» EXERCISE OBJECTIVE:
Write out all of the entries exactly, please.

(Items from a dataset)
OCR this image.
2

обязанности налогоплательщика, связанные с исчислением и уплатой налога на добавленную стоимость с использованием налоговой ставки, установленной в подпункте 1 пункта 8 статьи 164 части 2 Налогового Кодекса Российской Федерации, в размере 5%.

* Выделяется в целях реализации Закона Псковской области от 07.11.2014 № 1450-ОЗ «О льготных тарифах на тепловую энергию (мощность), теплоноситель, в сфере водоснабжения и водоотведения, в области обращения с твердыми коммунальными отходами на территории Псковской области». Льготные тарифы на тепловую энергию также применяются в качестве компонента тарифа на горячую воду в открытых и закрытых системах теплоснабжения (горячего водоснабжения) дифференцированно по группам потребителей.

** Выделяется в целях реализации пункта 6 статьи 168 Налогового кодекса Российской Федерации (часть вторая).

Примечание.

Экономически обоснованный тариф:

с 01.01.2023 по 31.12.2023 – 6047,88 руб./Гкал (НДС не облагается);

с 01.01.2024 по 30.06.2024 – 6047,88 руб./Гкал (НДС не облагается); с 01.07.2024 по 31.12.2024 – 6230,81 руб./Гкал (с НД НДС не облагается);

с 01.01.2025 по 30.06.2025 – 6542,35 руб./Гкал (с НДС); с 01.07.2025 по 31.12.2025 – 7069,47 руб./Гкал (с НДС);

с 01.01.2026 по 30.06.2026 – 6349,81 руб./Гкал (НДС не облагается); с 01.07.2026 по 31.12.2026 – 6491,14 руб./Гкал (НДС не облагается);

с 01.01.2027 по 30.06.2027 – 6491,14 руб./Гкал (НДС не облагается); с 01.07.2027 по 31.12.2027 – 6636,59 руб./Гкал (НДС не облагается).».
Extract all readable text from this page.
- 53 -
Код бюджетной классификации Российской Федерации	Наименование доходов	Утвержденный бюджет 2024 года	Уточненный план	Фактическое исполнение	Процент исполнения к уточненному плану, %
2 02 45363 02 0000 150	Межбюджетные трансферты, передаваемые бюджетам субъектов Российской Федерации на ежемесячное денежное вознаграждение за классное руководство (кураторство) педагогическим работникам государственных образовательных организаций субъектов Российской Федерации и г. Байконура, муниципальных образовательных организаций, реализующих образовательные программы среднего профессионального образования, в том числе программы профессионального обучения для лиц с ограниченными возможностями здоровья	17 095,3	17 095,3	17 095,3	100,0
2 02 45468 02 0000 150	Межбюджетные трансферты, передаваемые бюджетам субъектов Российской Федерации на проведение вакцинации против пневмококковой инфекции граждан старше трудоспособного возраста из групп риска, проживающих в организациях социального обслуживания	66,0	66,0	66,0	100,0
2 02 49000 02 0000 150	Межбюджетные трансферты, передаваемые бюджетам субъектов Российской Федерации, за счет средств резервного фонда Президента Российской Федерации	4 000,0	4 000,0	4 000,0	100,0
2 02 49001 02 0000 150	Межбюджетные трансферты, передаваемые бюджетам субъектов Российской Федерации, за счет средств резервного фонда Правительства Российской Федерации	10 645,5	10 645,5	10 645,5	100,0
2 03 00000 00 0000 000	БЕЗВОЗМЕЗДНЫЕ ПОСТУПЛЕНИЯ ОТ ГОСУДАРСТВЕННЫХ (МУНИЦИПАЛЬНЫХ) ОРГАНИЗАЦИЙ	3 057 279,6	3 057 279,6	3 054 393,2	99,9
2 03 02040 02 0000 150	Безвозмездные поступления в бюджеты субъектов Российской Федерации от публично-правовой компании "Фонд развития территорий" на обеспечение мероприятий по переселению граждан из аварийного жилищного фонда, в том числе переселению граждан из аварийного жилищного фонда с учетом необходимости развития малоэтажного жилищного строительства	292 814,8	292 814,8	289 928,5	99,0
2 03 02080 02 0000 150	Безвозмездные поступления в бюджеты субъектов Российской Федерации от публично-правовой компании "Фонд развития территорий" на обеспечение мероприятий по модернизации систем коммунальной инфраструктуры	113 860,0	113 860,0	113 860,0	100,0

» REPLY:
OCR this image.
2

обязанности налогоплательщика, связанные с исчислением и уплатой налога на добавленную стоимость с использованием налоговой ставки, установленной в подпункте 1 пункта 8 статьи 164 части 2 Налогового Кодекса Российской Федерации, в размере 5%.

* Выделяется в целях реализации Закона Псковской области от 07.11.2014 № 1450-ОЗ «О льготных тарифах на тепловую энергию (мощность), теплоноситель, в сфере водоснабжения и водоотведения, в области обращения с твердыми коммунальными отходами на территории Псковской области». Льготные тарифы на тепловую энергию также применяются в качестве компонента тарифа на горячую воду в открытых и закрытых системах теплоснабжения (горячего водоснабжения) дифференцированно по группам потребителей.

** Выделяется в целях реализации пункта 6 статьи 168 Налогового кодекса Российской Федерации (часть вторая).

Примечание.

Экономически обоснованный тариф:

с 01.01.2023 по 31.12.2023 – 6047,88 руб./Гкал (НДС не облагается);

с 01.01.2024 по 30.06.2024 – 6047,88 руб./Гкал (НДС не облагается); с 01.07.2024 по 31.12.2024 – 6230,81 руб./Гкал (с НД НДС не облагается);

с 01.01.2025 по 30.06.2025 – 6542,35 руб./Гкал (с НДС); с 01.07.2025 по 31.12.2025 – 7069,47 руб./Гкал (с НДС);

с 01.01.2026 по 30.06.2026 – 6349,81 руб./Гкал (НДС не облагается); с 01.07.2026 по 31.12.2026 – 6491,14 руб./Гкал (НДС не облагается);

с 01.01.2027 по 30.06.2027 – 6491,14 руб./Гкал (НДС не облагается); с 01.07.2027 по 31.12.2027 – 6636,59 руб./Гкал (НДС не облагается).».
Extract all readable text from this page.
- 53 -
Код бюджетной классификации Российской Федерации	Наименование доходов	Утвержденный бюджет 2024 года	Уточненный план	Фактическое исполнение	Процент исполнения к уточненному плану, %
2 02 45363 02 0000 150	Межбюджетные трансферты, передаваемые бюджетам субъектов Российской Федерации на ежемесячное денежное вознаграждение за классное руководство (кураторство) педагогическим работникам государственных образовательных организаций субъектов Российской Федерации и г. Байконура, муниципальных образовательных организаций, реализующих образовательные программы среднего профессионального образования, в том числе программы профессионального обучения для лиц с ограниченными возможностями здоровья	17 095,3	17 095,3	17 095,3	100,0
2 02 45468 02 0000 150	Межбюджетные трансферты, передаваемые бюджетам субъектов Российской Федерации на проведение вакцинации против пневмококковой инфекции граждан старше трудоспособного возраста из групп риска, проживающих в организациях социального обслуживания	66,0	66,0	66,0	100,0
2 02 49000 02 0000 150	Межбюджетные трансферты, передаваемые бюджетам субъектов Российской Федерации, за счет средств резервного фонда Президента Российской Федерации	4 000,0	4 000,0	4 000,0	100,0
2 02 49001 02 0000 150	Межбюджетные трансферты, передаваемые бюджетам субъектов Российской Федерации, за счет средств резервного фонда Правительства Российской Федерации	10 645,5	10 645,5	10 645,5	100,0
2 03 00000 00 0000 000	БЕЗВОЗМЕЗДНЫЕ ПОСТУПЛЕНИЯ ОТ ГОСУДАРСТВЕННЫХ (МУНИЦИПАЛЬНЫХ) ОРГАНИЗАЦИЙ	3 057 279,6	3 057 279,6	3 054 393,2	99,9
2 03 02040 02 0000 150	Безвозмездные поступления в бюджеты субъектов Российской Федерации от публично-правовой компании "Фонд развития территорий" на обеспечение мероприятий по переселению граждан из аварийного жилищного фонда, в том числе переселению граждан из аварийного жилищного фонда с учетом необходимости развития малоэтажного жилищного строительства	292 814,8	292 814,8	289 928,5	99,0
2 03 02080 02 0000 150	Безвозмездные поступления в бюджеты субъектов Российской Федерации от публично-правовой компании "Фонд развития территорий" на обеспечение мероприятий по модернизации систем коммунальной инфраструктуры	113 860,0	113 860,0	113 860,0	100,0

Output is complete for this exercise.